» **Esercizio 1**
Da quale sezione della Corte di Cassazione proviene la sentenza indicata nel brano citato?
» **Esercizio 2**
Riassumi il brano citato in due frasi.
» **Esercizio 3**
Trasforma in un elenco puntato il paragrafo del brano citato che inizia con «Il motivo e’ futile», conservandone i fatti principali.

» **Brano citato**
▽
Aggravante dei futili motivi

Corte di Cassazione, sezione prima penale, Sentenza 10 settembre 2018, n. 40257.

La massima estrapolata:

Il motivo e’ futile quando la spinta al reato manca di quel minimo di consistenza che la coscienza collettiva esige per operare un collegamento accettabile sul piano logico con l’azione commessa, in guisa da risultare assolutamente sproporzionata all’entita’ del fatto e rappresentare, quindi, piu’ che una causa determinante dell’evento, un mero pretesto, un’occasione per l’agente di dare sfogo al suo impulso.
La futilita’, cosi’ intesa agli effetti della legge penale, appartiene, dunque, alla sfera morale, in quanto offensiva di una regola etica propria del comune sentire, che assegna un particolare disvalore ad un’azione criminosa psicologicamente indotta da una causale irrisoria: la macroscopica inadeguatezza del movente contrasta con elementari esigenze di giustizia avvertite dalla collettivita’ civile.
△
» **Estratto della fonte**
▽
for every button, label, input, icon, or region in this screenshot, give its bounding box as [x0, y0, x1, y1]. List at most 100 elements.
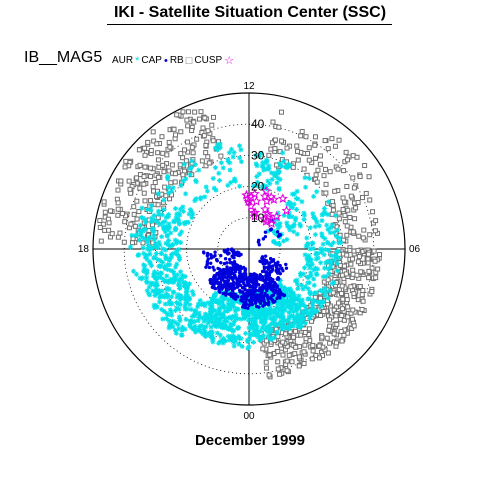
△
» **Risposta 1**
Dalla sezione prima penale.

» **Risposta 2**
Secondo la massima tratta dalla sentenza n. 40257 del 10 settembre 2018 della prima sezione penale della Cassazione, il motivo è futile quando la spinta al reato è talmente inconsistente e sproporzionata rispetto al fatto da ridursi a un mero pretesto per sfogare un impulso. Tale futilità appartiene alla sfera morale, perché un movente irrisorio offende una regola etica del comune sentire e contrasta con elementari esigenze di giustizia avvertite dalla collettività civile.

» **Risposta 3**
- Il motivo è futile quando la spinta al reato manca del minimo di consistenza che la coscienza collettiva esige per collegarla in modo logicamente accettabile all'azione commessa.
- In tal caso il motivo risulta assolutamente sproporzionato all'entità del fatto.
- Più che una causa determinante dell'evento, rappresenta un mero pretesto, un'occasione per l'agente di dare sfogo al suo impulso.